Some records:

▼▼▼

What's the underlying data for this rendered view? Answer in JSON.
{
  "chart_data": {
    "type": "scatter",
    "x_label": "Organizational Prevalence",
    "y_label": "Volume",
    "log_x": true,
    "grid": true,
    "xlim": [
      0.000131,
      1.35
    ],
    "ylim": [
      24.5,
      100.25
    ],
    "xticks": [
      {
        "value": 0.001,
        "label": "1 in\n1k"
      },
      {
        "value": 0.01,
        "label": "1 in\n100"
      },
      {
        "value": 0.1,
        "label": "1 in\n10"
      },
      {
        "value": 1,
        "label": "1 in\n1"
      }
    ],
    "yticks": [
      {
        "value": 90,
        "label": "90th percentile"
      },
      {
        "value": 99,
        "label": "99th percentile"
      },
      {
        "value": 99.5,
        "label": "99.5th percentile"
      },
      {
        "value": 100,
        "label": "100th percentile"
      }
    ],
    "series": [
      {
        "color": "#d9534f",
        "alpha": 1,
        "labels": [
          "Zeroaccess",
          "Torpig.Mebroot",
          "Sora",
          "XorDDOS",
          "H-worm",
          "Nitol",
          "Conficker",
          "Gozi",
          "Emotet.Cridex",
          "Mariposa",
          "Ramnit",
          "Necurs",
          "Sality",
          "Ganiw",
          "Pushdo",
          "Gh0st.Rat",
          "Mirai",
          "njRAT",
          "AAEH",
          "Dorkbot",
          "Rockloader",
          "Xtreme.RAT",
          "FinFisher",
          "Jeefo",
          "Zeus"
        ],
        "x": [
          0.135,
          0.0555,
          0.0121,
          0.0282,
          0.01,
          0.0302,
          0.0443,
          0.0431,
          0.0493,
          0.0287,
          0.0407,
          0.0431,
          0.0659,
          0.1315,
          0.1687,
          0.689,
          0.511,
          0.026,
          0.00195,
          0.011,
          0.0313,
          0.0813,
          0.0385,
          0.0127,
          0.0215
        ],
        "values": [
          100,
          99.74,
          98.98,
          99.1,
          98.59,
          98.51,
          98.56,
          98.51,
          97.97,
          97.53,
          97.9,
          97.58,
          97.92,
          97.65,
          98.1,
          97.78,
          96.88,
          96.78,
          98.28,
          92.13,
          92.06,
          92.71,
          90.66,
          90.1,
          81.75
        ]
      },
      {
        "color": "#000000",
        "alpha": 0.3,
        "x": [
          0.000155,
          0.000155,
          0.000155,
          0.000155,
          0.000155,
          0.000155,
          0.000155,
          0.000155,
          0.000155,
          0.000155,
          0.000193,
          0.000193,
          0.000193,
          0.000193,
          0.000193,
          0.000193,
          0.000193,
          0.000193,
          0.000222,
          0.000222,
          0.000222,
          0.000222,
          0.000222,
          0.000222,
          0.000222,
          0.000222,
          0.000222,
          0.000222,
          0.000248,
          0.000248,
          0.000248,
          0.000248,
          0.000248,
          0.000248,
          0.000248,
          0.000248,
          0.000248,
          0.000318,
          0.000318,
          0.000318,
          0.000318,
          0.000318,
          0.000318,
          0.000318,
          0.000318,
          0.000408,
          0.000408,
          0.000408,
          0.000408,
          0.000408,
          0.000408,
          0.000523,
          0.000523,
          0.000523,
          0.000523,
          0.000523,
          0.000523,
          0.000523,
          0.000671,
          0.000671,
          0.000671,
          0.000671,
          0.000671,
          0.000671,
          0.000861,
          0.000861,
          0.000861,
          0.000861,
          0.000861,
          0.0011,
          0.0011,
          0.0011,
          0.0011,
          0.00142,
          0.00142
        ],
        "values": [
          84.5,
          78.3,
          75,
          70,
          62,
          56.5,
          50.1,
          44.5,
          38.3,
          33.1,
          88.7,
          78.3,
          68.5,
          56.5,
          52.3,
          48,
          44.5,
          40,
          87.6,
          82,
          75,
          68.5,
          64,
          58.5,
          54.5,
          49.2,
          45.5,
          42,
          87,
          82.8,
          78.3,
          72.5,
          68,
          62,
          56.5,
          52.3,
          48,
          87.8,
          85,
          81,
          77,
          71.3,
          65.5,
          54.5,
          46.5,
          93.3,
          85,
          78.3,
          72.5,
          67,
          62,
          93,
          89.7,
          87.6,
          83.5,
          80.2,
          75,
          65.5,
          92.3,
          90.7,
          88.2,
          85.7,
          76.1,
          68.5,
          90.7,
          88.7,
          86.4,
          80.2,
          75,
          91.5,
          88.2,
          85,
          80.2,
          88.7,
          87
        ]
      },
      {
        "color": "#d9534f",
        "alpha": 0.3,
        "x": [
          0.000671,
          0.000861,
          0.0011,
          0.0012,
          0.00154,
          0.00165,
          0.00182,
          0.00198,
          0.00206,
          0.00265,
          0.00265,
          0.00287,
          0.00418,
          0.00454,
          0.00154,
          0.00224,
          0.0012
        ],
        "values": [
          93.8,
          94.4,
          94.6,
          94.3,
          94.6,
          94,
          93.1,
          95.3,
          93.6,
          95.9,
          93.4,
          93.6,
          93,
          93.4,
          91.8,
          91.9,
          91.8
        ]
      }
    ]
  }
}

▲▲▲

▸ REQUIREMENT
Scan the lines for the string "percentile". Pick out every line that has it.

▸ TASK SOLUTION
        "label": "90th percentile"
        "label": "99th percentile"
        "label": "99.5th percentile"
        "label": "100th percentile"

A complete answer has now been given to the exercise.